(Records from a collection)

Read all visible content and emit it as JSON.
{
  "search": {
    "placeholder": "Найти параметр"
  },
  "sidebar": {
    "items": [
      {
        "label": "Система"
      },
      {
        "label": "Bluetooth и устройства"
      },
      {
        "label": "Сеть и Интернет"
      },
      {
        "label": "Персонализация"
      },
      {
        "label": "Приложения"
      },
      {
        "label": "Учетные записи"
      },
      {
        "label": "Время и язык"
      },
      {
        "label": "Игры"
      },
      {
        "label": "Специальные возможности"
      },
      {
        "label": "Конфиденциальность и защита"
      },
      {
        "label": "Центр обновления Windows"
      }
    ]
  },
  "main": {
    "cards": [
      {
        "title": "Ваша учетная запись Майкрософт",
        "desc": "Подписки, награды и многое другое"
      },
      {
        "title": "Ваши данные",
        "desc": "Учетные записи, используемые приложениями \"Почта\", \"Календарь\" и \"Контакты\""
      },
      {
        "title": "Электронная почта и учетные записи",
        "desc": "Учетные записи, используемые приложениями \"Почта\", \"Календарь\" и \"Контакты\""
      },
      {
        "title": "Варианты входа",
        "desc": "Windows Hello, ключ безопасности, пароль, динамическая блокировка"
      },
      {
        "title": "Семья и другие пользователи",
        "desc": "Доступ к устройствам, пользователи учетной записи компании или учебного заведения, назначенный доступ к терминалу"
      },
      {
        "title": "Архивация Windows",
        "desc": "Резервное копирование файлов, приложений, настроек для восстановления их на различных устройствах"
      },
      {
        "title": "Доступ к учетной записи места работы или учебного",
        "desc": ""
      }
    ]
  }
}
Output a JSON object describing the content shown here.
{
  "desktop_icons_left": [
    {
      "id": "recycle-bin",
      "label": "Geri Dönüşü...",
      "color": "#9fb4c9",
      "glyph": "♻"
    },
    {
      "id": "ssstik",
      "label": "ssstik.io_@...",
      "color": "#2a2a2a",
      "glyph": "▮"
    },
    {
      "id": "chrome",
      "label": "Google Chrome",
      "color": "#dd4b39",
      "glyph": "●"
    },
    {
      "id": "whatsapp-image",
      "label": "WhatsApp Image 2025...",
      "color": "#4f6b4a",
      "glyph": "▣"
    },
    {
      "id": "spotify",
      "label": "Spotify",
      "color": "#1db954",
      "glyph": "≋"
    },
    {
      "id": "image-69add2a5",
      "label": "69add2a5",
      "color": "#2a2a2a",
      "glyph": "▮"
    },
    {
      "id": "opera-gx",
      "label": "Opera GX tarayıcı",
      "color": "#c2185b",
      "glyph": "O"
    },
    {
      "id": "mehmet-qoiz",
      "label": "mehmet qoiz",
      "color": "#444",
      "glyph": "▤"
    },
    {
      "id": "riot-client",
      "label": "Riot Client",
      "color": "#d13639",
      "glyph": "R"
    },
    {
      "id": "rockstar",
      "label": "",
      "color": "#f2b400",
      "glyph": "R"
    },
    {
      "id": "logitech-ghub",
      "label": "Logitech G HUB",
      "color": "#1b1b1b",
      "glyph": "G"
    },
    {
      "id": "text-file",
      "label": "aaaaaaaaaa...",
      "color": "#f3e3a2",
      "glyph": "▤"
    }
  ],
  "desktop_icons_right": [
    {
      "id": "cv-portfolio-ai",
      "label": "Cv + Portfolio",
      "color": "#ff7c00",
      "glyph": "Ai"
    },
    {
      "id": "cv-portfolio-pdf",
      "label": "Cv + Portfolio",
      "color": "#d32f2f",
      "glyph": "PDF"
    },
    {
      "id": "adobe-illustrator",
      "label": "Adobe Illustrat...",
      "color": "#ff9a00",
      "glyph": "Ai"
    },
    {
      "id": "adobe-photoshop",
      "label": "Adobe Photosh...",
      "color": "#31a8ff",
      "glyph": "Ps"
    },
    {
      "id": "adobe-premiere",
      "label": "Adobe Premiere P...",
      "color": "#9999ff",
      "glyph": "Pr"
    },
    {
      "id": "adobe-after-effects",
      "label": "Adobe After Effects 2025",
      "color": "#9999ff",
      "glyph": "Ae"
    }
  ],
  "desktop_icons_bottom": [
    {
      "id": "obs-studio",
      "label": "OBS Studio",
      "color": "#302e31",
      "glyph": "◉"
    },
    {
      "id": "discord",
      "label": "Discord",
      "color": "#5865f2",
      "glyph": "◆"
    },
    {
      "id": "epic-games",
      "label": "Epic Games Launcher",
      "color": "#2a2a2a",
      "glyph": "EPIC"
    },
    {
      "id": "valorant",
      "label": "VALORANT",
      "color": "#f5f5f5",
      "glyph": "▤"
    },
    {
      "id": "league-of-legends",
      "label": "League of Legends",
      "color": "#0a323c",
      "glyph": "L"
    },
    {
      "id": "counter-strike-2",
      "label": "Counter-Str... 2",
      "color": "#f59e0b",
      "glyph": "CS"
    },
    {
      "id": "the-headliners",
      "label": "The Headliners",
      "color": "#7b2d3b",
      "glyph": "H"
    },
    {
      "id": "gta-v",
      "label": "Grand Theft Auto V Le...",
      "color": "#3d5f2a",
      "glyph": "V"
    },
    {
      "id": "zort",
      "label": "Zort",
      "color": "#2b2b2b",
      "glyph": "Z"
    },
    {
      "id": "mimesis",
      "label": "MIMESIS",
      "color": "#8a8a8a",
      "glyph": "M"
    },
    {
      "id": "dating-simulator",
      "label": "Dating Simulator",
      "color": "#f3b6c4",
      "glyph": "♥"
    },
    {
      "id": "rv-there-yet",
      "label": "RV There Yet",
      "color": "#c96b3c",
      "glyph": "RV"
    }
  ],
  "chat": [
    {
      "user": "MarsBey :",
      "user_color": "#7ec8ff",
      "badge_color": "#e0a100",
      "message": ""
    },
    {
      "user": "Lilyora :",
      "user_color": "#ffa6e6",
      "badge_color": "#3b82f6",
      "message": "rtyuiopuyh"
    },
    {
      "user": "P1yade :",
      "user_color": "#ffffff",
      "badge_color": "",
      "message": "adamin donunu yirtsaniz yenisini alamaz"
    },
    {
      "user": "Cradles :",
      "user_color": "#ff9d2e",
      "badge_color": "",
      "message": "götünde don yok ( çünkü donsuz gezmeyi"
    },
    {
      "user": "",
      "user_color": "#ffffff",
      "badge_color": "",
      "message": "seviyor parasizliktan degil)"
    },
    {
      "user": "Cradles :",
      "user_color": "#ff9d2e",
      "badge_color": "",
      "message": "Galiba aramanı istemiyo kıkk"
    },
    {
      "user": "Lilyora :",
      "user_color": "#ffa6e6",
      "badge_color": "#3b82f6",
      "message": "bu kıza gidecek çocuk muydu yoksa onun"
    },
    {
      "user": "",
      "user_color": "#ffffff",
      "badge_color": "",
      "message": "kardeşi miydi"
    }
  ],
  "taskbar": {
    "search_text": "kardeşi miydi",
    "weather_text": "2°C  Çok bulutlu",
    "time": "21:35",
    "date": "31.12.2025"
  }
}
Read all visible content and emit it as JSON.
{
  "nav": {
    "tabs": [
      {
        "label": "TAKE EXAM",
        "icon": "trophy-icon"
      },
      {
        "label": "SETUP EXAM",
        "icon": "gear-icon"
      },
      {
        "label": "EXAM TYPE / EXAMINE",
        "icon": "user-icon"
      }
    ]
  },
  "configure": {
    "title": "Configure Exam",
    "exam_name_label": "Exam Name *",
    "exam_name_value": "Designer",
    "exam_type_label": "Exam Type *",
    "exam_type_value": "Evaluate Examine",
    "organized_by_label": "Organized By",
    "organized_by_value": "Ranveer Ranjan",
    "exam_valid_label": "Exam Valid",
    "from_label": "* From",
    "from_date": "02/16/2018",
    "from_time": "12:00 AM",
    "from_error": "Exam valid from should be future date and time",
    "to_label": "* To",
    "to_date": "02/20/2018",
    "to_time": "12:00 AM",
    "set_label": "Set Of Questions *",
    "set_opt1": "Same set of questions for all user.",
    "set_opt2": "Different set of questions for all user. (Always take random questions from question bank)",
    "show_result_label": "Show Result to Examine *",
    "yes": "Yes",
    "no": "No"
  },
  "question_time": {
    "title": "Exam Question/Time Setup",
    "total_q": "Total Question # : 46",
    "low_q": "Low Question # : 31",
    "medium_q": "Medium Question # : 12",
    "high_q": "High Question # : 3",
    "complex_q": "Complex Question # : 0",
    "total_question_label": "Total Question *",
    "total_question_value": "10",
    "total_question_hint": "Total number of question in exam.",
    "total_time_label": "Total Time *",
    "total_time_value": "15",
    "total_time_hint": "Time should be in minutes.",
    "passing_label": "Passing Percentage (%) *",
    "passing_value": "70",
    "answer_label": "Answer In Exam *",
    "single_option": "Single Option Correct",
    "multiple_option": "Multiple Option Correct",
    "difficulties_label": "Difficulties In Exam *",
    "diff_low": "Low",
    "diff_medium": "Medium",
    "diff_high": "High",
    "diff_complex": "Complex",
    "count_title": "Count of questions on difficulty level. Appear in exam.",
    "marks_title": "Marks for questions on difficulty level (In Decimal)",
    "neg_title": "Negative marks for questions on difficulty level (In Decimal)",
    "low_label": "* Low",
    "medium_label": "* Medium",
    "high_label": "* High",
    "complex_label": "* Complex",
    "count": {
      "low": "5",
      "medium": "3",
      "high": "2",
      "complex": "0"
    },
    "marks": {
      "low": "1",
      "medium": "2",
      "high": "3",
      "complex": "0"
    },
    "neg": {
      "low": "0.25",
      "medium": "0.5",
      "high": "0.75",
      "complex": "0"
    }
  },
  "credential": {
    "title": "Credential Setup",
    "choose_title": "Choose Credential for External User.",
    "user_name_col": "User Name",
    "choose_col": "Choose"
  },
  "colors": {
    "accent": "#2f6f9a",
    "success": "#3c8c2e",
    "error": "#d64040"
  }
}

## YOUR INSTRUCTIONS
Find the word "difficulty" in the records and pull out each line that has it.

## WRITTEN REPLY
    "count_title": "Count of questions on difficulty level. Appear in exam.",
    "marks_title": "Marks for questions on difficulty level (In Decimal)",
    "neg_title": "Negative marks for questions on difficulty level (In Decimal)",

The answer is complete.